## BEGIN

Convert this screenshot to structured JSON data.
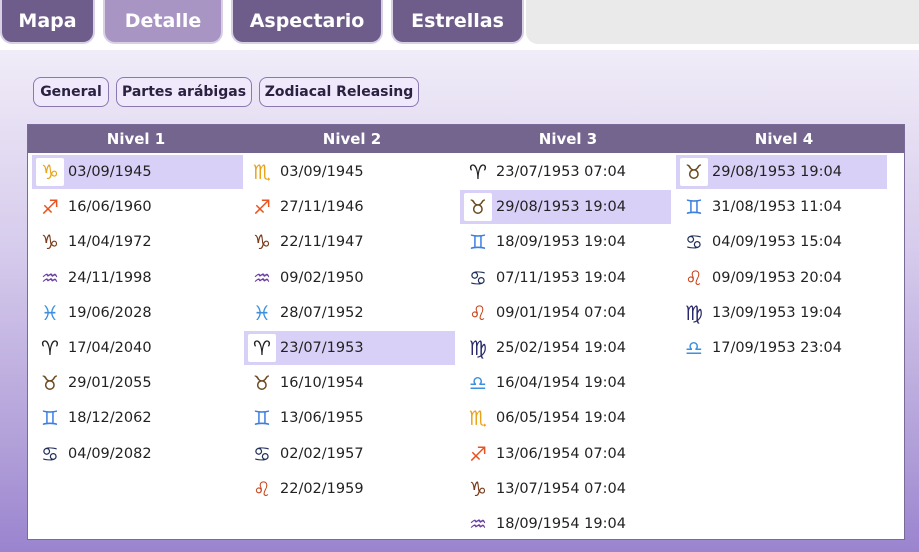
{
  "tabs": [
    {
      "label": "Mapa"
    },
    {
      "label": "Detalle"
    },
    {
      "label": "Aspectario"
    },
    {
      "label": "Estrellas"
    }
  ],
  "subtabs": [
    {
      "label": "General"
    },
    {
      "label": "Partes arábigas"
    },
    {
      "label": "Zodiacal Releasing"
    }
  ],
  "columns": [
    {
      "header": "Nivel 1",
      "rows": [
        {
          "sign": "♑",
          "icon": "capricorn-icon",
          "color": "#e8a317",
          "date": "03/09/1945",
          "selected": true
        },
        {
          "sign": "♐",
          "icon": "sagittarius-icon",
          "color": "#e8531f",
          "date": "16/06/1960"
        },
        {
          "sign": "♑",
          "icon": "capricorn-icon",
          "color": "#7a3a1a",
          "date": "14/04/1972"
        },
        {
          "sign": "♒",
          "icon": "aquarius-icon",
          "color": "#6a3ea0",
          "date": "24/11/1998"
        },
        {
          "sign": "♓",
          "icon": "pisces-icon",
          "color": "#3d8fe0",
          "date": "19/06/2028"
        },
        {
          "sign": "♈",
          "icon": "aries-icon",
          "color": "#222222",
          "date": "17/04/2040"
        },
        {
          "sign": "♉",
          "icon": "taurus-icon",
          "color": "#6b4a1f",
          "date": "29/01/2055"
        },
        {
          "sign": "♊",
          "icon": "gemini-icon",
          "color": "#3d7fe0",
          "date": "18/12/2062"
        },
        {
          "sign": "♋",
          "icon": "cancer-icon",
          "color": "#1f2f5a",
          "date": "04/09/2082"
        }
      ]
    },
    {
      "header": "Nivel 2",
      "rows": [
        {
          "sign": "♏",
          "icon": "scorpio-icon",
          "color": "#e8a317",
          "date": "03/09/1945"
        },
        {
          "sign": "♐",
          "icon": "sagittarius-icon",
          "color": "#e8531f",
          "date": "27/11/1946"
        },
        {
          "sign": "♑",
          "icon": "capricorn-icon",
          "color": "#7a3a1a",
          "date": "22/11/1947"
        },
        {
          "sign": "♒",
          "icon": "aquarius-icon",
          "color": "#6a3ea0",
          "date": "09/02/1950"
        },
        {
          "sign": "♓",
          "icon": "pisces-icon",
          "color": "#3d8fe0",
          "date": "28/07/1952"
        },
        {
          "sign": "♈",
          "icon": "aries-icon",
          "color": "#222222",
          "date": "23/07/1953",
          "selected": true
        },
        {
          "sign": "♉",
          "icon": "taurus-icon",
          "color": "#6b4a1f",
          "date": "16/10/1954"
        },
        {
          "sign": "♊",
          "icon": "gemini-icon",
          "color": "#3d7fe0",
          "date": "13/06/1955"
        },
        {
          "sign": "♋",
          "icon": "cancer-icon",
          "color": "#1f2f5a",
          "date": "02/02/1957"
        },
        {
          "sign": "♌",
          "icon": "leo-icon",
          "color": "#c8421a",
          "date": "22/02/1959"
        }
      ]
    },
    {
      "header": "Nivel 3",
      "rows": [
        {
          "sign": "♈",
          "icon": "aries-icon",
          "color": "#222222",
          "date": "23/07/1953 07:04"
        },
        {
          "sign": "♉",
          "icon": "taurus-icon",
          "color": "#6b4a1f",
          "date": "29/08/1953 19:04",
          "selected": true
        },
        {
          "sign": "♊",
          "icon": "gemini-icon",
          "color": "#3d7fe0",
          "date": "18/09/1953 19:04"
        },
        {
          "sign": "♋",
          "icon": "cancer-icon",
          "color": "#1f2f5a",
          "date": "07/11/1953 19:04"
        },
        {
          "sign": "♌",
          "icon": "leo-icon",
          "color": "#c8421a",
          "date": "09/01/1954 07:04"
        },
        {
          "sign": "♍",
          "icon": "virgo-icon",
          "color": "#2a2a6a",
          "date": "25/02/1954 19:04"
        },
        {
          "sign": "♎",
          "icon": "libra-icon",
          "color": "#3d8fe0",
          "date": "16/04/1954 19:04"
        },
        {
          "sign": "♏",
          "icon": "scorpio-icon",
          "color": "#e8a317",
          "date": "06/05/1954 19:04"
        },
        {
          "sign": "♐",
          "icon": "sagittarius-icon",
          "color": "#e8531f",
          "date": "13/06/1954 07:04"
        },
        {
          "sign": "♑",
          "icon": "capricorn-icon",
          "color": "#7a3a1a",
          "date": "13/07/1954 07:04"
        },
        {
          "sign": "♒",
          "icon": "aquarius-icon",
          "color": "#6a3ea0",
          "date": "18/09/1954 19:04"
        }
      ]
    },
    {
      "header": "Nivel 4",
      "rows": [
        {
          "sign": "♉",
          "icon": "taurus-icon",
          "color": "#6b4a1f",
          "date": "29/08/1953 19:04",
          "selected": true
        },
        {
          "sign": "♊",
          "icon": "gemini-icon",
          "color": "#3d7fe0",
          "date": "31/08/1953 11:04"
        },
        {
          "sign": "♋",
          "icon": "cancer-icon",
          "color": "#1f2f5a",
          "date": "04/09/1953 15:04"
        },
        {
          "sign": "♌",
          "icon": "leo-icon",
          "color": "#c8421a",
          "date": "09/09/1953 20:04"
        },
        {
          "sign": "♍",
          "icon": "virgo-icon",
          "color": "#2a2a6a",
          "date": "13/09/1953 19:04"
        },
        {
          "sign": "♎",
          "icon": "libra-icon",
          "color": "#3d8fe0",
          "date": "17/09/1953 23:04"
        }
      ]
    }
  ]
}
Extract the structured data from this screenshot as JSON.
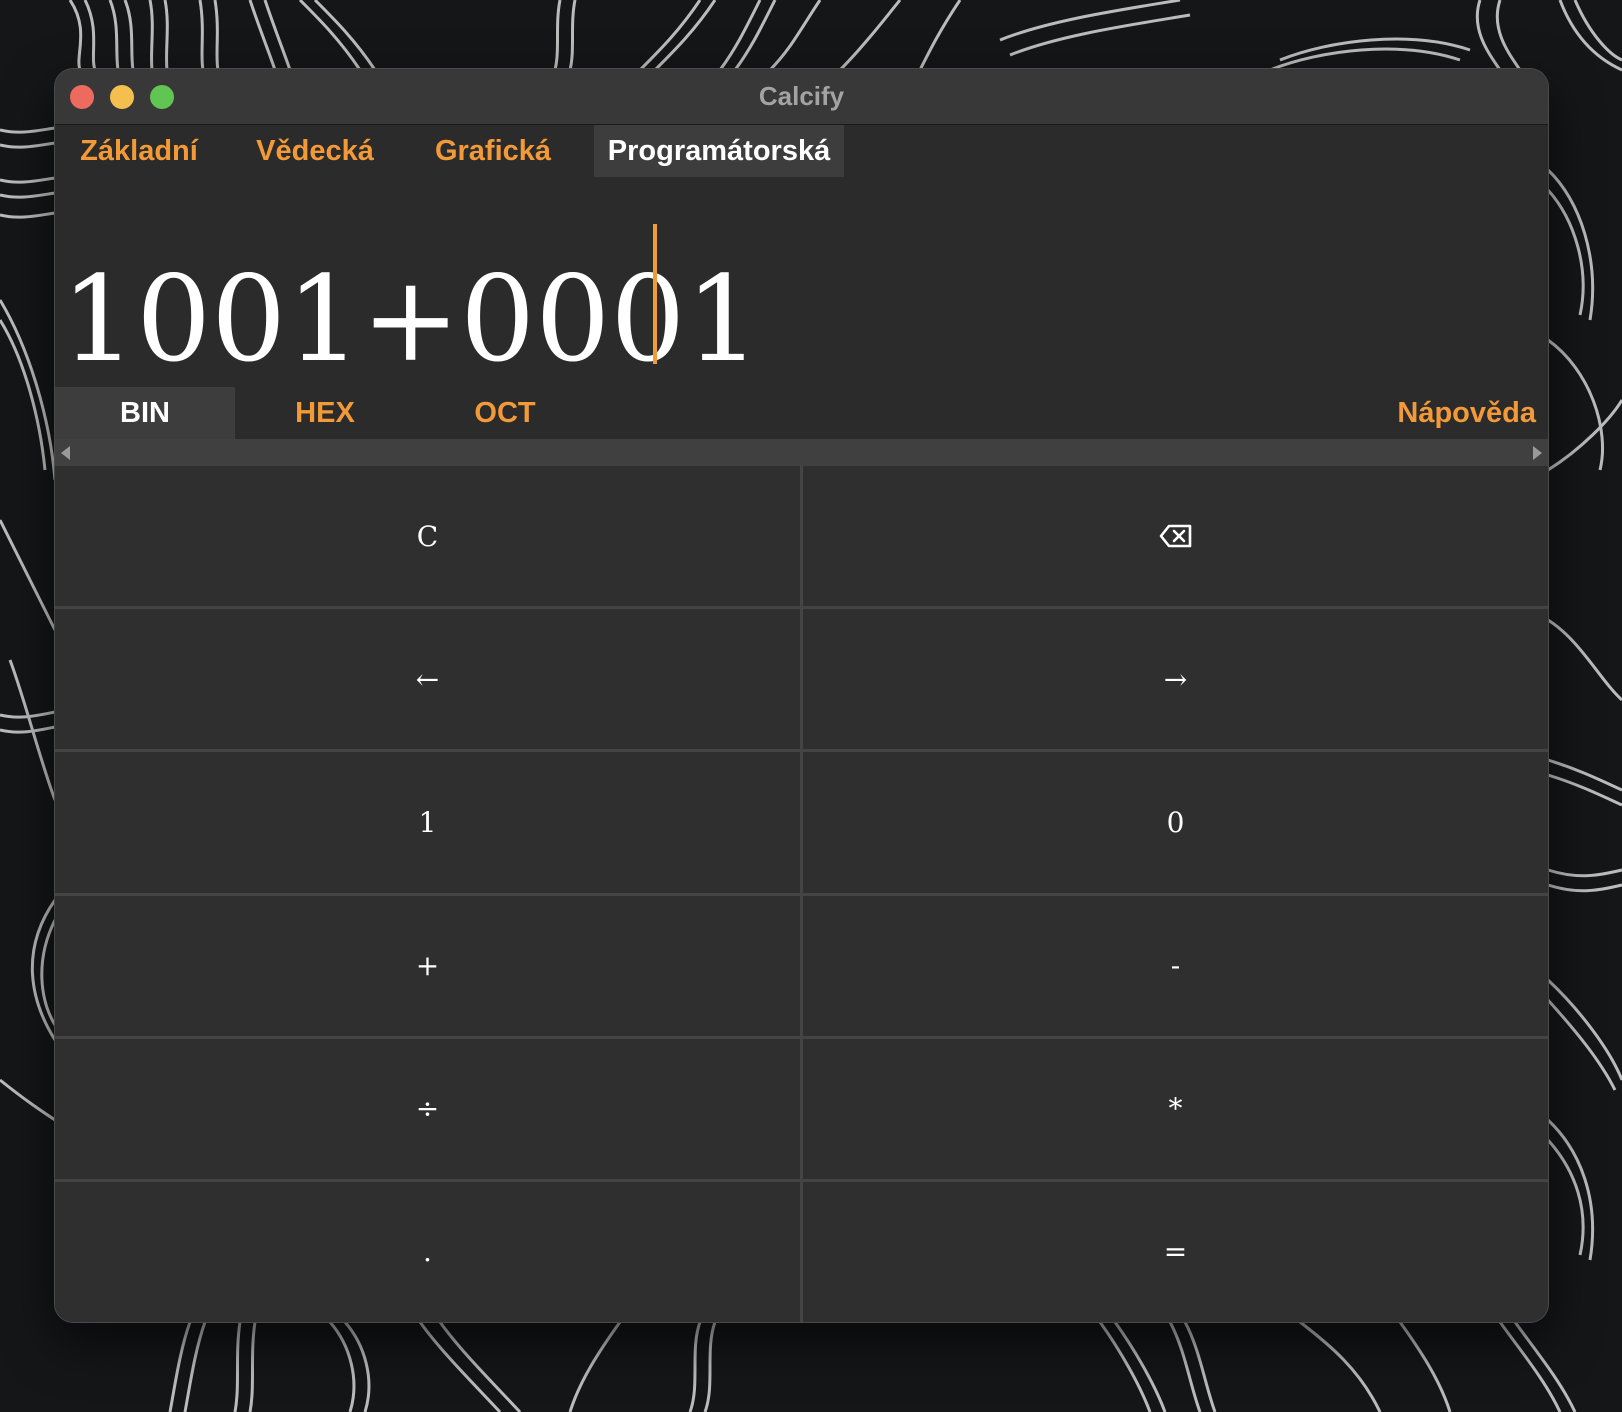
{
  "window": {
    "title": "Calcify"
  },
  "modes": [
    {
      "label": "Základní",
      "active": false
    },
    {
      "label": "Vědecká",
      "active": false
    },
    {
      "label": "Grafická",
      "active": false
    },
    {
      "label": "Programátorská",
      "active": true
    }
  ],
  "display": {
    "expression": "1001+0001"
  },
  "bases": [
    {
      "label": "BIN",
      "active": true
    },
    {
      "label": "HEX",
      "active": false
    },
    {
      "label": "OCT",
      "active": false
    }
  ],
  "help_label": "Nápověda",
  "keys": {
    "clear": "C",
    "backspace_icon": "backspace-icon",
    "left": "←",
    "right": "→",
    "one": "1",
    "zero": "0",
    "plus": "+",
    "minus": "-",
    "divide": "÷",
    "multiply": "*",
    "decimal": ".",
    "equals": "="
  },
  "colors": {
    "accent": "#f29a38",
    "background": "#2b2b2b",
    "key": "#2f2f2f",
    "active_tab": "#3d3d3d"
  }
}
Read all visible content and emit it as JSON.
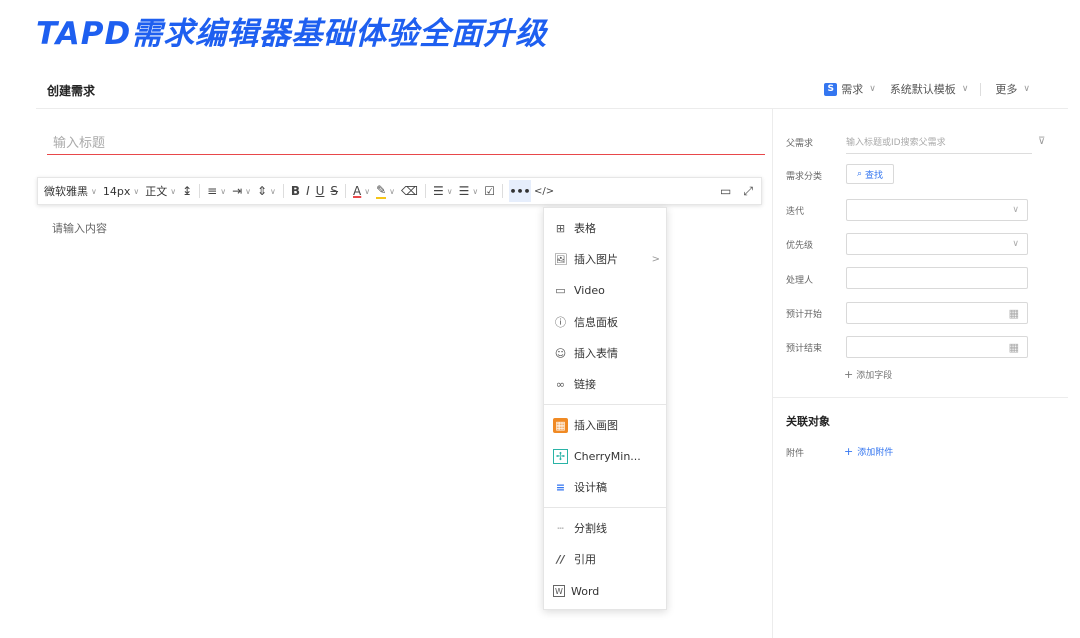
{
  "banner": {
    "title": "TAPD需求编辑器基础体验全面升级"
  },
  "header": {
    "page_title": "创建需求",
    "type_badge": "S",
    "type_label": "需求",
    "template_label": "系统默认模板",
    "more_label": "更多"
  },
  "editor": {
    "title_placeholder": "输入标题",
    "content_placeholder": "请输入内容"
  },
  "toolbar": {
    "font_family": "微软雅黑",
    "font_size": "14px",
    "paragraph_style": "正文",
    "bold": "B",
    "italic": "I",
    "underline": "U",
    "strike": "S",
    "font_color": "A",
    "more": "•••",
    "code": "</>"
  },
  "menu": {
    "items": [
      {
        "label": "表格",
        "icon": "table-icon"
      },
      {
        "label": "插入图片",
        "icon": "image-icon",
        "has_submenu": true
      },
      {
        "label": "Video",
        "icon": "video-icon"
      },
      {
        "label": "信息面板",
        "icon": "info-icon"
      },
      {
        "label": "插入表情",
        "icon": "emoji-icon"
      },
      {
        "label": "链接",
        "icon": "link-icon"
      },
      {
        "label": "插入画图",
        "icon": "drawing-icon"
      },
      {
        "label": "CherryMin...",
        "icon": "mindmap-icon"
      },
      {
        "label": "设计稿",
        "icon": "design-icon"
      },
      {
        "label": "分割线",
        "icon": "divider-icon"
      },
      {
        "label": "引用",
        "icon": "quote-icon"
      },
      {
        "label": "Word",
        "icon": "word-icon"
      }
    ]
  },
  "sidebar": {
    "parent_label": "父需求",
    "parent_placeholder": "输入标题或ID搜索父需求",
    "category_label": "需求分类",
    "search_label": "查找",
    "iteration_label": "迭代",
    "priority_label": "优先级",
    "handler_label": "处理人",
    "start_label": "预计开始",
    "end_label": "预计结束",
    "add_field_label": "添加字段",
    "related_title": "关联对象",
    "attachment_label": "附件",
    "add_attachment_label": "添加附件"
  },
  "colors": {
    "accent": "#3476f0",
    "banner": "#1e5ff0",
    "title_underline": "#e8474a"
  }
}
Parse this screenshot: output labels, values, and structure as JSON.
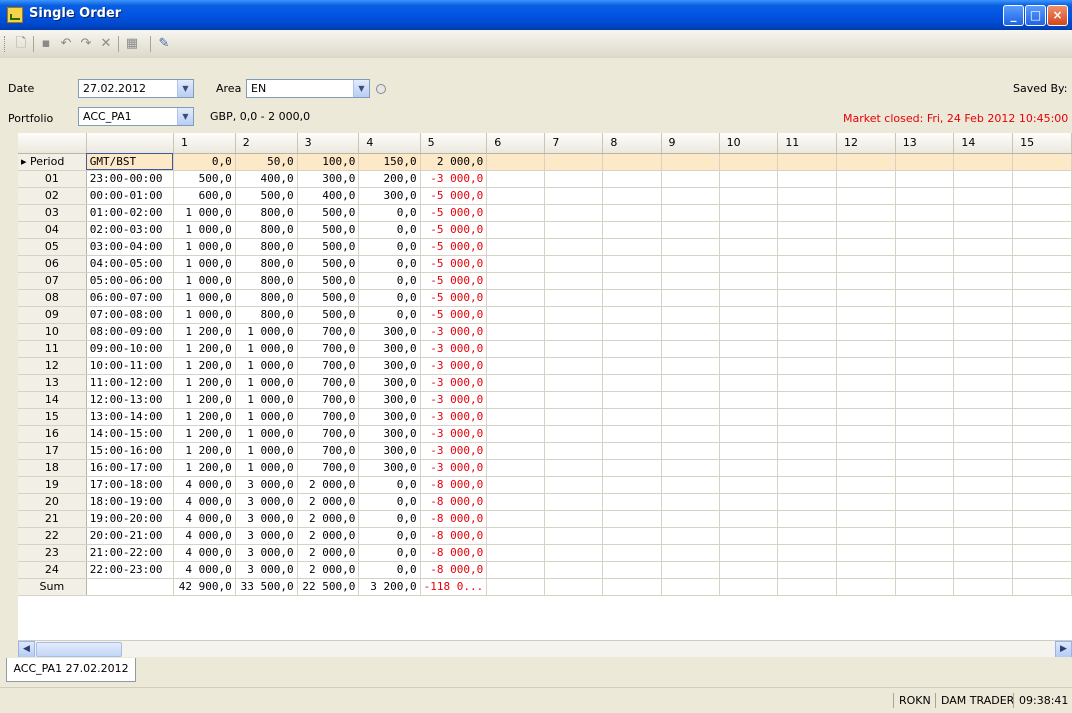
{
  "window": {
    "title": "Single Order"
  },
  "filter": {
    "date_label": "Date",
    "date_value": "27.02.2012",
    "area_label": "Area",
    "area_value": "EN",
    "saved_by_label": "Saved By:",
    "portfolio_label": "Portfolio",
    "portfolio_value": "ACC_PA1",
    "currency_info": "GBP, 0,0 - 2 000,0",
    "market_status": "Market closed: Fri, 24 Feb 2012 10:45:00"
  },
  "grid": {
    "columns": [
      "1",
      "2",
      "3",
      "4",
      "5",
      "6",
      "7",
      "8",
      "9",
      "10",
      "11",
      "12",
      "13",
      "14",
      "15"
    ],
    "period_row": {
      "label": "Period",
      "period": "GMT/BST",
      "values": [
        "0,0",
        "50,0",
        "100,0",
        "150,0",
        "2 000,0"
      ]
    },
    "rows": [
      {
        "label": "01",
        "period": "23:00-00:00",
        "values": [
          "500,0",
          "400,0",
          "300,0",
          "200,0",
          "-3 000,0"
        ]
      },
      {
        "label": "02",
        "period": "00:00-01:00",
        "values": [
          "600,0",
          "500,0",
          "400,0",
          "300,0",
          "-5 000,0"
        ]
      },
      {
        "label": "03",
        "period": "01:00-02:00",
        "values": [
          "1 000,0",
          "800,0",
          "500,0",
          "0,0",
          "-5 000,0"
        ]
      },
      {
        "label": "04",
        "period": "02:00-03:00",
        "values": [
          "1 000,0",
          "800,0",
          "500,0",
          "0,0",
          "-5 000,0"
        ]
      },
      {
        "label": "05",
        "period": "03:00-04:00",
        "values": [
          "1 000,0",
          "800,0",
          "500,0",
          "0,0",
          "-5 000,0"
        ]
      },
      {
        "label": "06",
        "period": "04:00-05:00",
        "values": [
          "1 000,0",
          "800,0",
          "500,0",
          "0,0",
          "-5 000,0"
        ]
      },
      {
        "label": "07",
        "period": "05:00-06:00",
        "values": [
          "1 000,0",
          "800,0",
          "500,0",
          "0,0",
          "-5 000,0"
        ]
      },
      {
        "label": "08",
        "period": "06:00-07:00",
        "values": [
          "1 000,0",
          "800,0",
          "500,0",
          "0,0",
          "-5 000,0"
        ]
      },
      {
        "label": "09",
        "period": "07:00-08:00",
        "values": [
          "1 000,0",
          "800,0",
          "500,0",
          "0,0",
          "-5 000,0"
        ]
      },
      {
        "label": "10",
        "period": "08:00-09:00",
        "values": [
          "1 200,0",
          "1 000,0",
          "700,0",
          "300,0",
          "-3 000,0"
        ]
      },
      {
        "label": "11",
        "period": "09:00-10:00",
        "values": [
          "1 200,0",
          "1 000,0",
          "700,0",
          "300,0",
          "-3 000,0"
        ]
      },
      {
        "label": "12",
        "period": "10:00-11:00",
        "values": [
          "1 200,0",
          "1 000,0",
          "700,0",
          "300,0",
          "-3 000,0"
        ]
      },
      {
        "label": "13",
        "period": "11:00-12:00",
        "values": [
          "1 200,0",
          "1 000,0",
          "700,0",
          "300,0",
          "-3 000,0"
        ]
      },
      {
        "label": "14",
        "period": "12:00-13:00",
        "values": [
          "1 200,0",
          "1 000,0",
          "700,0",
          "300,0",
          "-3 000,0"
        ]
      },
      {
        "label": "15",
        "period": "13:00-14:00",
        "values": [
          "1 200,0",
          "1 000,0",
          "700,0",
          "300,0",
          "-3 000,0"
        ]
      },
      {
        "label": "16",
        "period": "14:00-15:00",
        "values": [
          "1 200,0",
          "1 000,0",
          "700,0",
          "300,0",
          "-3 000,0"
        ]
      },
      {
        "label": "17",
        "period": "15:00-16:00",
        "values": [
          "1 200,0",
          "1 000,0",
          "700,0",
          "300,0",
          "-3 000,0"
        ]
      },
      {
        "label": "18",
        "period": "16:00-17:00",
        "values": [
          "1 200,0",
          "1 000,0",
          "700,0",
          "300,0",
          "-3 000,0"
        ]
      },
      {
        "label": "19",
        "period": "17:00-18:00",
        "values": [
          "4 000,0",
          "3 000,0",
          "2 000,0",
          "0,0",
          "-8 000,0"
        ]
      },
      {
        "label": "20",
        "period": "18:00-19:00",
        "values": [
          "4 000,0",
          "3 000,0",
          "2 000,0",
          "0,0",
          "-8 000,0"
        ]
      },
      {
        "label": "21",
        "period": "19:00-20:00",
        "values": [
          "4 000,0",
          "3 000,0",
          "2 000,0",
          "0,0",
          "-8 000,0"
        ]
      },
      {
        "label": "22",
        "period": "20:00-21:00",
        "values": [
          "4 000,0",
          "3 000,0",
          "2 000,0",
          "0,0",
          "-8 000,0"
        ]
      },
      {
        "label": "23",
        "period": "21:00-22:00",
        "values": [
          "4 000,0",
          "3 000,0",
          "2 000,0",
          "0,0",
          "-8 000,0"
        ]
      },
      {
        "label": "24",
        "period": "22:00-23:00",
        "values": [
          "4 000,0",
          "3 000,0",
          "2 000,0",
          "0,0",
          "-8 000,0"
        ]
      }
    ],
    "sum_row": {
      "label": "Sum",
      "values": [
        "42 900,0",
        "33 500,0",
        "22 500,0",
        "3 200,0",
        "-118 0..."
      ]
    }
  },
  "tabs": [
    {
      "label": "ACC_PA1 27.02.2012"
    }
  ],
  "status_bar": {
    "user": "ROKN",
    "role": "DAM TRADER",
    "time": "09:38:41"
  },
  "colors": {
    "negative": "#e8000b",
    "period_row": "#fde8c8",
    "title_bar": "#0054e3"
  }
}
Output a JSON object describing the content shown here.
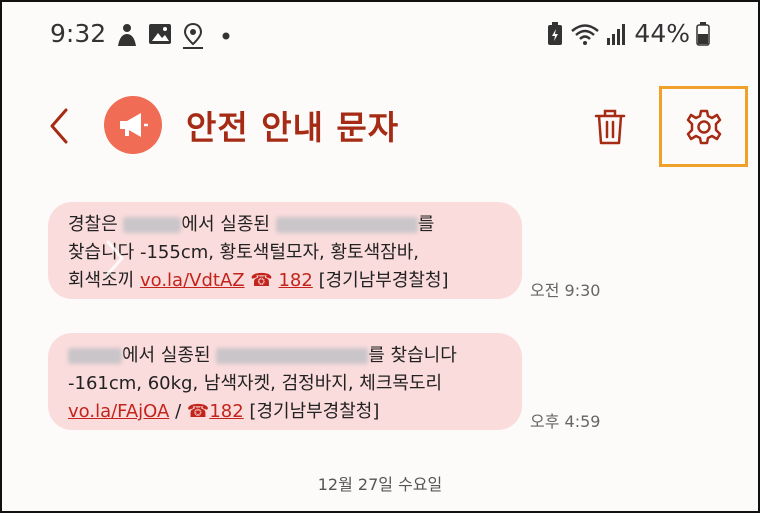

## END

_THE TASK_
Supply the count of lines in the entries that contain the word "data", and nothing besides.

_EXERCISE SOLUTION_
2